■ **Directions**: Quote the records in full and leave their pictures out.

■ **Listing**:

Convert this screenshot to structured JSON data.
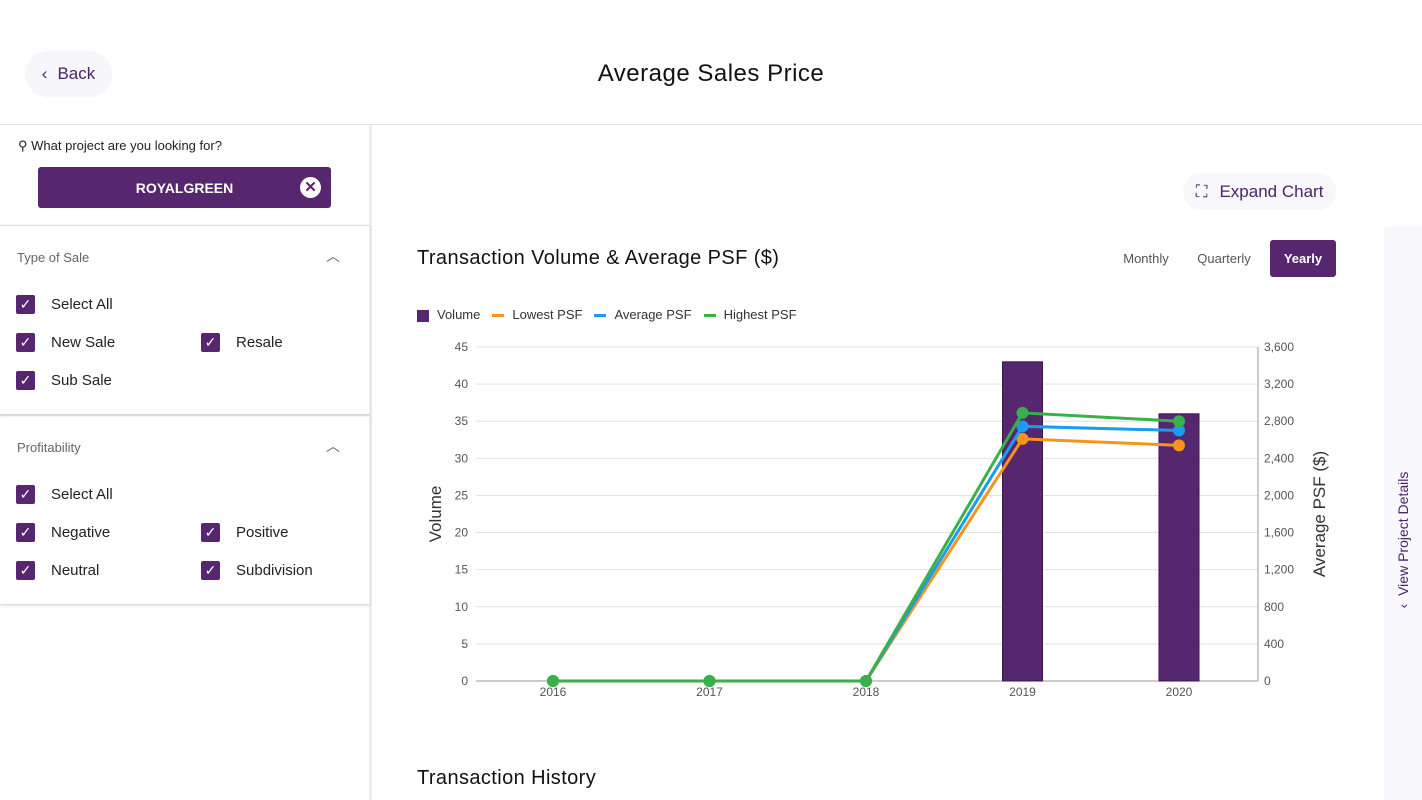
{
  "header": {
    "back_label": "Back",
    "title": "Average Sales Price"
  },
  "search": {
    "label": "What project are you looking for?",
    "value": "ROYALGREEN"
  },
  "filters": [
    {
      "title": "Type of Sale",
      "options": [
        "Select All",
        "New Sale",
        "Resale",
        "Sub Sale"
      ]
    },
    {
      "title": "Profitability",
      "options": [
        "Select All",
        "Negative",
        "Positive",
        "Neutral",
        "Subdivision"
      ]
    }
  ],
  "expand_label": "Expand Chart",
  "periods": [
    "Monthly",
    "Quarterly",
    "Yearly"
  ],
  "active_period": "Yearly",
  "side_tab_label": "View Project Details",
  "history_title": "Transaction History",
  "colors": {
    "volume": "#56266e",
    "lowest": "#f7941d",
    "average": "#1e9bf0",
    "highest": "#3ab04a"
  },
  "chart_data": {
    "type": "bar+line",
    "title": "Transaction Volume & Average PSF ($)",
    "categories": [
      "2016",
      "2017",
      "2018",
      "2019",
      "2020"
    ],
    "ylabel": "Volume",
    "ylim": [
      0,
      45
    ],
    "yticks": [
      0,
      5,
      10,
      15,
      20,
      25,
      30,
      35,
      40,
      45
    ],
    "y2label": "Average PSF ($)",
    "y2lim": [
      0,
      3600
    ],
    "y2ticks": [
      "0",
      "400",
      "800",
      "1,200",
      "1,600",
      "2,000",
      "2,400",
      "2,800",
      "3,200",
      "3,600"
    ],
    "legend": [
      "Volume",
      "Lowest PSF",
      "Average PSF",
      "Highest PSF"
    ],
    "legend_position": "top-left",
    "series": [
      {
        "name": "Volume",
        "axis": "left",
        "type": "bar",
        "values": [
          0,
          0,
          0,
          43,
          36
        ]
      },
      {
        "name": "Lowest PSF",
        "axis": "right",
        "type": "line",
        "values": [
          0,
          0,
          0,
          2610,
          2540
        ]
      },
      {
        "name": "Average PSF",
        "axis": "right",
        "type": "line",
        "values": [
          0,
          0,
          0,
          2745,
          2700
        ]
      },
      {
        "name": "Highest PSF",
        "axis": "right",
        "type": "line",
        "values": [
          0,
          0,
          0,
          2890,
          2800
        ]
      }
    ]
  }
}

■ **Result**:
Convert this screenshot to structured JSON data.
{
  "header": {
    "back_label": "Back",
    "title": "Average Sales Price"
  },
  "search": {
    "label": "What project are you looking for?",
    "value": "ROYALGREEN"
  },
  "filters": [
    {
      "title": "Type of Sale",
      "options": [
        "Select All",
        "New Sale",
        "Resale",
        "Sub Sale"
      ]
    },
    {
      "title": "Profitability",
      "options": [
        "Select All",
        "Negative",
        "Positive",
        "Neutral",
        "Subdivision"
      ]
    }
  ],
  "expand_label": "Expand Chart",
  "periods": [
    "Monthly",
    "Quarterly",
    "Yearly"
  ],
  "active_period": "Yearly",
  "side_tab_label": "View Project Details",
  "history_title": "Transaction History",
  "colors": {
    "volume": "#56266e",
    "lowest": "#f7941d",
    "average": "#1e9bf0",
    "highest": "#3ab04a"
  },
  "chart_data": {
    "type": "bar+line",
    "title": "Transaction Volume & Average PSF ($)",
    "categories": [
      "2016",
      "2017",
      "2018",
      "2019",
      "2020"
    ],
    "ylabel": "Volume",
    "ylim": [
      0,
      45
    ],
    "yticks": [
      0,
      5,
      10,
      15,
      20,
      25,
      30,
      35,
      40,
      45
    ],
    "y2label": "Average PSF ($)",
    "y2lim": [
      0,
      3600
    ],
    "y2ticks": [
      "0",
      "400",
      "800",
      "1,200",
      "1,600",
      "2,000",
      "2,400",
      "2,800",
      "3,200",
      "3,600"
    ],
    "legend": [
      "Volume",
      "Lowest PSF",
      "Average PSF",
      "Highest PSF"
    ],
    "legend_position": "top-left",
    "series": [
      {
        "name": "Volume",
        "axis": "left",
        "type": "bar",
        "values": [
          0,
          0,
          0,
          43,
          36
        ]
      },
      {
        "name": "Lowest PSF",
        "axis": "right",
        "type": "line",
        "values": [
          0,
          0,
          0,
          2610,
          2540
        ]
      },
      {
        "name": "Average PSF",
        "axis": "right",
        "type": "line",
        "values": [
          0,
          0,
          0,
          2745,
          2700
        ]
      },
      {
        "name": "Highest PSF",
        "axis": "right",
        "type": "line",
        "values": [
          0,
          0,
          0,
          2890,
          2800
        ]
      }
    ]
  }
}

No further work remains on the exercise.